» Work to be completed: Your reply should be one number: the count of lines holding the word "icon".

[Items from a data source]
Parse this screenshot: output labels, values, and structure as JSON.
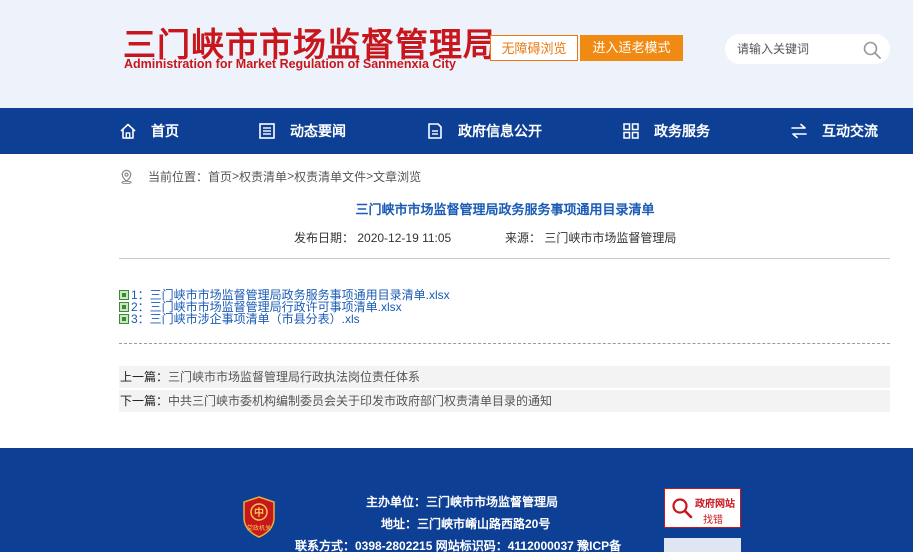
{
  "header": {
    "title_cn": "三门峡市市场监督管理局",
    "title_en": "Administration for Market Regulation of Sanmenxia City",
    "accessible_btn": "无障碍浏览",
    "elder_btn": "进入适老模式",
    "search_placeholder": "请输入关键词"
  },
  "nav": [
    {
      "label": "首页",
      "icon": "home-icon"
    },
    {
      "label": "动态要闻",
      "icon": "news-icon"
    },
    {
      "label": "政府信息公开",
      "icon": "document-icon"
    },
    {
      "label": "政务服务",
      "icon": "grid-icon"
    },
    {
      "label": "互动交流",
      "icon": "exchange-icon"
    }
  ],
  "breadcrumb": {
    "prefix": "当前位置：",
    "items": [
      "首页",
      "权责清单",
      "权责清单文件",
      "文章浏览"
    ],
    "sep": ">"
  },
  "article": {
    "title": "三门峡市市场监督管理局政务服务事项通用目录清单",
    "date_label": "发布日期：",
    "date": "2020-12-19 11:05",
    "source_label": "来源：",
    "source": "三门峡市市场监督管理局",
    "attachments": [
      "1：三门峡市市场监督管理局政务服务事项通用目录清单.xlsx",
      "2：三门峡市市场监督管理局行政许可事项清单.xlsx",
      "3：三门峡市涉企事项清单（市县分表）.xls"
    ]
  },
  "prev_next": {
    "prev_label": "上一篇：",
    "prev_title": "三门峡市市场监督管理局行政执法岗位责任体系",
    "next_label": "下一篇：",
    "next_title": "中共三门峡市委机构编制委员会关于印发市政府部门权责清单目录的通知"
  },
  "footer": {
    "host": "主办单位：三门峡市市场监督管理局",
    "address": "地址：三门峡市崤山路西路20号",
    "contact": "联系方式：0398-2802215   网站标识码：4112000037   豫ICP备",
    "emblem_text": "党政机关",
    "badge_title": "政府网站",
    "badge_sub": "找错"
  },
  "colors": {
    "brand_red": "#c8161d",
    "nav_blue": "#0d3f94",
    "link_blue": "#1a5bb5",
    "accent_orange": "#f08a12"
  }
}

» Result of the exercise: 5